Passage:
Article from Electronics & Music Maker, August 1984

Designer Paul Williams discusses the construction of a simple breath controller for just about any electric or electronic instrument.


Designer Paul Williams introduces a unique breath controller project that can be applied to either guitar or synthesiser, with a complete kit of parts available from E&MM.


Performance controls have become very much a selling feature on modern synthesisers, allowing the musician to impress more of his/her personal 'feel' onto the music. Breath control is particularly attractive, since by using the tongue to articulate the flow of air, very fast and varied envelopes can be produced without losing the freedom of a hand.

Some synthesisers come ready-equipped with a breath controller, typically allowing amplitude and filter frequency to be controlled either by blowing into a tube which disappears into the back of the instrument, or by means of a special mouthpiece unit with onboard electronics, connected via a cable to the synthesiser. If you've had the pleasure of witnessing Dave Bristow demonstrate the Yamaha breath-controlled synths, then you'll appreciate just how exciting breath control can be.

Records:
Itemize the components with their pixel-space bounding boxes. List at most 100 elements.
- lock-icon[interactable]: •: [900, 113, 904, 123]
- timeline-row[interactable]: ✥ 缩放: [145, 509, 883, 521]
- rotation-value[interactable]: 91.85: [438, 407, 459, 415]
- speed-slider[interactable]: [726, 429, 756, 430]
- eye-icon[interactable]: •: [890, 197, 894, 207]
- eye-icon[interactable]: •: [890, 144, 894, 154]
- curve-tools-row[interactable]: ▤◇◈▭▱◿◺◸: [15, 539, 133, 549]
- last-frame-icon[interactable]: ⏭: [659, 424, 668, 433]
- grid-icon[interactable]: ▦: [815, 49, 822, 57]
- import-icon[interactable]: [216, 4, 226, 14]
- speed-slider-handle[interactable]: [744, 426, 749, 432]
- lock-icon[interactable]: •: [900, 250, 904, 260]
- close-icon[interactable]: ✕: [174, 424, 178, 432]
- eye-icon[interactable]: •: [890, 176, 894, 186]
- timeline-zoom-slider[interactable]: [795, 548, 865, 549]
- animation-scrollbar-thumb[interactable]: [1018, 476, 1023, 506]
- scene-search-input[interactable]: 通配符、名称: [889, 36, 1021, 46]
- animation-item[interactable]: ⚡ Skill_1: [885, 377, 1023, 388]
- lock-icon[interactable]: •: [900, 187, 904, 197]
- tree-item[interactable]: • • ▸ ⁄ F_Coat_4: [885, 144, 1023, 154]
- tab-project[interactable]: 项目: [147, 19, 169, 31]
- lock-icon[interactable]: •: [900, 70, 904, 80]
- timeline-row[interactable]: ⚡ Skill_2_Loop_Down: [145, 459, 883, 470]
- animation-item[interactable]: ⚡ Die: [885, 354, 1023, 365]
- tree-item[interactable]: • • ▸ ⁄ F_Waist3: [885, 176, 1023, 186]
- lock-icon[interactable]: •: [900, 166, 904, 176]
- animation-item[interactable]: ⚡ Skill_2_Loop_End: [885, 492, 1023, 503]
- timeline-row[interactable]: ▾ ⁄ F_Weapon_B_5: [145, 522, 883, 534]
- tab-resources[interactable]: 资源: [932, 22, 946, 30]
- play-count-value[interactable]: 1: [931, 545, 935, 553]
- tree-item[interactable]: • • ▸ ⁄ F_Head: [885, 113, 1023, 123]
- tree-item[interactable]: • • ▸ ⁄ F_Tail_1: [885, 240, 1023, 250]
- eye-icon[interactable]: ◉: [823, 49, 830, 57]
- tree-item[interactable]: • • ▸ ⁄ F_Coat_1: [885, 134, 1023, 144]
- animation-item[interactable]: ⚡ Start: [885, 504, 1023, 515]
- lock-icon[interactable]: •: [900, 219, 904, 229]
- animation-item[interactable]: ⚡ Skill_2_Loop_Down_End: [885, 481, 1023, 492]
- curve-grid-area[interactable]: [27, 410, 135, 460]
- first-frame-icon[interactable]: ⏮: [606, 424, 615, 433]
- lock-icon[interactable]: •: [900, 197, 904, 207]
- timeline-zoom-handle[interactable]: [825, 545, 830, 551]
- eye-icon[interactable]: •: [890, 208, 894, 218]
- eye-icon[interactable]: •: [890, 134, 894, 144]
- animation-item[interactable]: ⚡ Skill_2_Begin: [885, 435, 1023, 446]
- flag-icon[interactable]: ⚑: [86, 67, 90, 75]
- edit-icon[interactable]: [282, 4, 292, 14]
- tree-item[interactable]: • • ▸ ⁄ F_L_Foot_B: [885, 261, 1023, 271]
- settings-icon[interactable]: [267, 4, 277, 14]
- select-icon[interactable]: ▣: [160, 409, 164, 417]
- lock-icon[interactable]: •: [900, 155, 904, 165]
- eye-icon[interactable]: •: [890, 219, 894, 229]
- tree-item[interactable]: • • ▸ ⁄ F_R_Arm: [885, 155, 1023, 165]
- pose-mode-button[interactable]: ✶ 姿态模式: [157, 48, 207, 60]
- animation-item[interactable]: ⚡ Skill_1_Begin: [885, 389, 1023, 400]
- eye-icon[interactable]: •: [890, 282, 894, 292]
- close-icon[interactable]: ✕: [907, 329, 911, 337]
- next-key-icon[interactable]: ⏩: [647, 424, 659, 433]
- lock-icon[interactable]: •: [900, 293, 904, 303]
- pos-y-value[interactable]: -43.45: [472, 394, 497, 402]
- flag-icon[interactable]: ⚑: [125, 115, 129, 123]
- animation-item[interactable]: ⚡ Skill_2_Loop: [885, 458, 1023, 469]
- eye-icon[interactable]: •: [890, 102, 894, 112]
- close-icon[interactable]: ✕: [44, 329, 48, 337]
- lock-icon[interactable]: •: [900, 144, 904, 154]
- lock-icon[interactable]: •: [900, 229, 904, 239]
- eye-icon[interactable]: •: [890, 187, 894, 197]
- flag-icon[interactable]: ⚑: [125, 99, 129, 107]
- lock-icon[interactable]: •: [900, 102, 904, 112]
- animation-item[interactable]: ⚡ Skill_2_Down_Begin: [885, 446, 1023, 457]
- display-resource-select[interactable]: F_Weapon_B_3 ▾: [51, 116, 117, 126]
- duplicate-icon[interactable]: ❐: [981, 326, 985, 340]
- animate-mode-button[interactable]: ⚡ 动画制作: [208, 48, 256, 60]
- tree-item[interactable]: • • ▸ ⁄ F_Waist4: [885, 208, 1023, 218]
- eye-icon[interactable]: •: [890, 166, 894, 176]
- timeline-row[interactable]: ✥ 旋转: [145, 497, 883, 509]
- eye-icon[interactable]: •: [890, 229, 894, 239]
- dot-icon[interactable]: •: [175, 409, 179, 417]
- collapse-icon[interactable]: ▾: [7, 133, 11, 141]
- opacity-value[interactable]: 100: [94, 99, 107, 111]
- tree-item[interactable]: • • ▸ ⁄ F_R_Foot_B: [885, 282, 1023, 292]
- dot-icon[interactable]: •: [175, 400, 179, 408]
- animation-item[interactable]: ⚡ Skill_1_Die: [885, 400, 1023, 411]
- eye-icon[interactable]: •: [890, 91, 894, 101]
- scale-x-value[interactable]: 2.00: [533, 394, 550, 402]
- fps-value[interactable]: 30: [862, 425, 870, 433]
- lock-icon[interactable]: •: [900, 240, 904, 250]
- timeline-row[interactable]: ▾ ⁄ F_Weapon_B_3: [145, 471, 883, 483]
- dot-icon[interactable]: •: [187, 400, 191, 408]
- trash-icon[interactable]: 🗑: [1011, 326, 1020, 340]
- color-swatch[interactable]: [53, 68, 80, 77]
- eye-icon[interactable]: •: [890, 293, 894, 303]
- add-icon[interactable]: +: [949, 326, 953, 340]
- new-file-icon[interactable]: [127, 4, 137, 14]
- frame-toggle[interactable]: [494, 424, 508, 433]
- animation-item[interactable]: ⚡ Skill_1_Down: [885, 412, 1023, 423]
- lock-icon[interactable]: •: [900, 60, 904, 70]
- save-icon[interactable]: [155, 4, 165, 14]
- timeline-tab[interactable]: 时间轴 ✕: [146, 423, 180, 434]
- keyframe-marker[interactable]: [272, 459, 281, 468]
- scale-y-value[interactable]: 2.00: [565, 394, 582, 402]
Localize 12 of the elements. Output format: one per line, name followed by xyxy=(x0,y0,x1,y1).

Work to do:
a. Name every person and every instrument maker that the breath controller article mentions.
b. Pick up the breath controller article after its final sentence and carry it forward.

Expected answers:
a. Paul Williams, Dave Bristow, Yamaha

b.
E&MM's Miniblo project gives you full high-spec breath control over amplitude on any electric or electronic instrument, be it synthesiser, guitar, organ or even mixer output. The battery and all the electronics are contained within the body of a 'chunky' jack plug, which is inserted directly into the instrument output socket. A modified crystal earpiece is used as the mouthpiece, and this controls the amplitude of the signal appearing at the output socket of the Miniblo. Special techniques are used to ensure that the speed of response is adequate while still keeping the breath noise breakthrough at a minimum. Everything except the battery is mounted on the (tiny) PCB, so construction really couldn't be simpler.

Figure 1. Miniblo circuit diagram.
(Click image for higher resolution version)


Circuit



The circuit diagram shown in Figure 1 reveals yet again the author's fetish for the LM13600 dual Operational Transconductance Amplifier (OTA). One half of this device, IC2c, is used as a current controlled amplifier to vary the gain of the unit, while the other half, IC2a, is used to produce the attack and decay slopes. To reduce the tendency for noise from the crystal mouthpiece to break through by modulating the instrument signal, and yet still retain a good fast response, linear rather than the more usual exponential envelope slopes were chosen.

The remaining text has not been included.